Recently I was encouraged by an invitation from my friend Kerry Christopher Dugan to mull over mass conscientious objection as the only sure way to eliminate war. Responding to my reflection on war I had posted on Facebook, Kerry said, "Conscientious objection is where the real power to end war lies. I knew Eileen Egan, who lobbied for the decriminalisation of the Sixth Commandment, Thou Shalt Not Kill, at the UN, where the resolution was adopted 36 years ago, adding the Right to Not Kill to the Universal Declaration of Human Rights."
Mass conscientious objection has often been heralded as a potent force against the machinery of war, a moral declaration that challenges the foundations of militarism. The simple act of refusing to fight—or even to pick up a weapon—is not just a personal stance; it's a collective repudiation of violence, a profound rejection of the systems used to normalise war. But is it enough to stop war entirely?
The power of mass refusal lies in its ability to disrupt. Wars depend on the obedience of people—soldiers, logisticians, labourers, and propagandists—to fuel their engines. If the young, en masse, refused to don uniforms, if they rejected the rituals of enlistment altogether, the machinery would falter. History offers us glimpses of this dynamic.

- Task 1 -
In the records, begin at the line that contains "63, 207, 93]" and reproduce every line verbatim through the final line of the records.

- Data in this exercise -

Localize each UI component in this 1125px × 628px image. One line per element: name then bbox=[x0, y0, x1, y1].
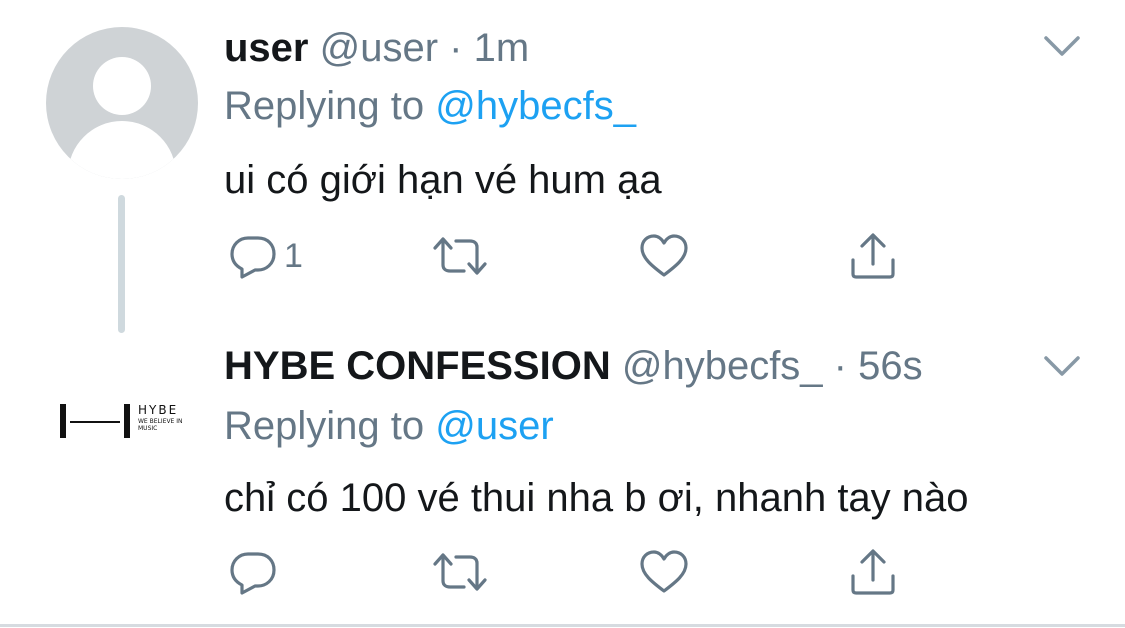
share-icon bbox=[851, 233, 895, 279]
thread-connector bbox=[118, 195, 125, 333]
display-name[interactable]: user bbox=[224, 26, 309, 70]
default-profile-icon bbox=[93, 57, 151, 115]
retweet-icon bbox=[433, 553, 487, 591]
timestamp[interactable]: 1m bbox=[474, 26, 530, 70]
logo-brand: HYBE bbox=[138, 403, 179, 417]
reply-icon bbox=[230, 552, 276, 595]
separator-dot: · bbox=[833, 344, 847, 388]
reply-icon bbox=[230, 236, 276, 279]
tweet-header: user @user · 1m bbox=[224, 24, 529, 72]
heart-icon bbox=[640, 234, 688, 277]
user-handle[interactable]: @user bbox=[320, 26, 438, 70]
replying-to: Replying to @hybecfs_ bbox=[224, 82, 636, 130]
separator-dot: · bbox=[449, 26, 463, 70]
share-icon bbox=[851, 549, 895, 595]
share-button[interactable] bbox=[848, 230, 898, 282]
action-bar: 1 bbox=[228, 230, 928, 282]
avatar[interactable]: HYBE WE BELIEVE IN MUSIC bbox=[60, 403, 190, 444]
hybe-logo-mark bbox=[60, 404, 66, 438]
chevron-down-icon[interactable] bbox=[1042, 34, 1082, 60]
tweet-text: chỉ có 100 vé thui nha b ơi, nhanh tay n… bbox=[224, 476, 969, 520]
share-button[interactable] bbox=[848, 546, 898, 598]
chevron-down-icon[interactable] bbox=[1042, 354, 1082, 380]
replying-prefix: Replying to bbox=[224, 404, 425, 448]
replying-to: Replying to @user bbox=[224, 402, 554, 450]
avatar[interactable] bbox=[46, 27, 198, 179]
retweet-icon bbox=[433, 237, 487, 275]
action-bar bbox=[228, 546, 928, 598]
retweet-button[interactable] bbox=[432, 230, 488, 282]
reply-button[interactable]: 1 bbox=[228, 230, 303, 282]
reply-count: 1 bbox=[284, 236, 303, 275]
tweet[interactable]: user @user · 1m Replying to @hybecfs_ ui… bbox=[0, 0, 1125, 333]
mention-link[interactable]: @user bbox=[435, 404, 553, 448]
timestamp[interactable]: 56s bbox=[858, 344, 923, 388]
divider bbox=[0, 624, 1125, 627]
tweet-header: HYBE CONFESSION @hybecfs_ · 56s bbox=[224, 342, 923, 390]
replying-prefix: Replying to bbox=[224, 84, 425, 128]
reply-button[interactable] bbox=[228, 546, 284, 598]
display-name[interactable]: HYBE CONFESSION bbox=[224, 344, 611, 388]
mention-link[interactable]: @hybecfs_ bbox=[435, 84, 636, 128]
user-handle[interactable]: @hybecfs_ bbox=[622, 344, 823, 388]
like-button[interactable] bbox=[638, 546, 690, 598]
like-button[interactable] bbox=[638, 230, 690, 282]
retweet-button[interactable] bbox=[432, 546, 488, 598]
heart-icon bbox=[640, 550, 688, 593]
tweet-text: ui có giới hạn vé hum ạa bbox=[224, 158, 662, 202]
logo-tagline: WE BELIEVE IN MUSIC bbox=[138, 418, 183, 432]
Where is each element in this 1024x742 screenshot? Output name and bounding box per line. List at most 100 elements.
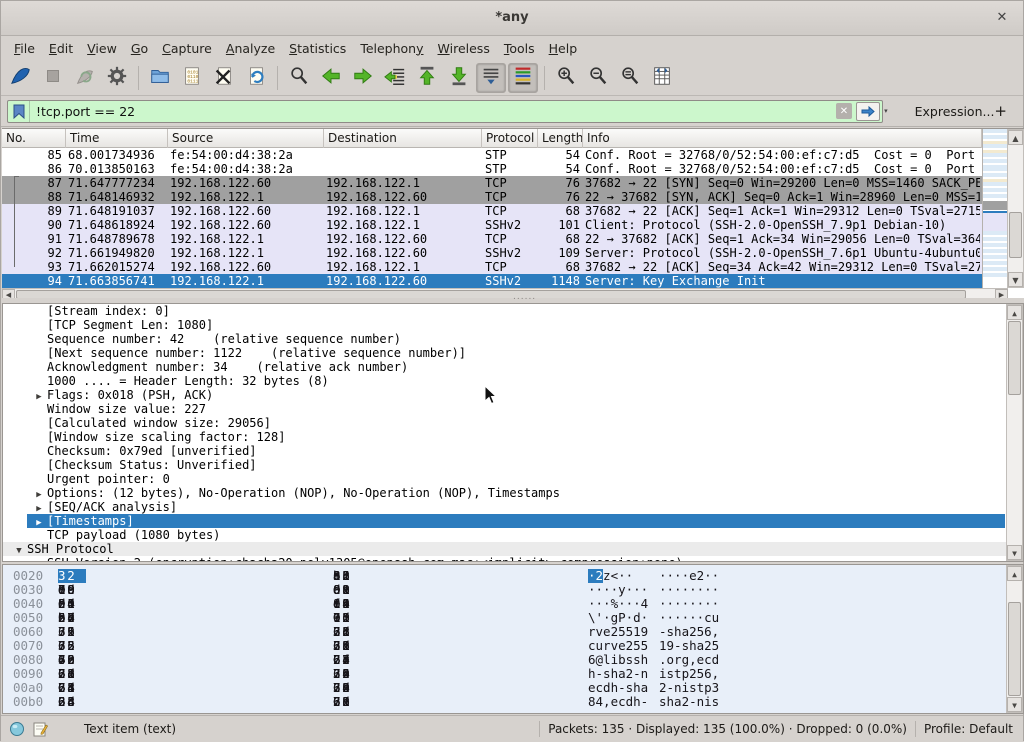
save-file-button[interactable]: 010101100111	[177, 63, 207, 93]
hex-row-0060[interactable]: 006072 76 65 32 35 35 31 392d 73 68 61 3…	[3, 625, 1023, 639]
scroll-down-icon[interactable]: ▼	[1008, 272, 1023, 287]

- Task 2 -
Answer from the piece on conscientious objection:
(a) Who invited the writer to consider mass conscientious objection?
(b) How many years ago was the UN resolution adopted?
(c) Which four groups of people does the piece say wars depend on to obey?

- Full response 1 -
save-file-button[interactable]: 010101100111	[177, 63, 207, 93]
hex-row-0060[interactable]: 006072 76 65 32 35 35 31 392d 73 68 61 3…	[3, 625, 1023, 639]
scroll-down-icon[interactable]: ▼	[1008, 272, 1023, 287]

- Full response 2 -
(a) Kerry Christopher Dugan
(b) 36 years ago
(c) Soldiers, logisticians, labourers, and propagandists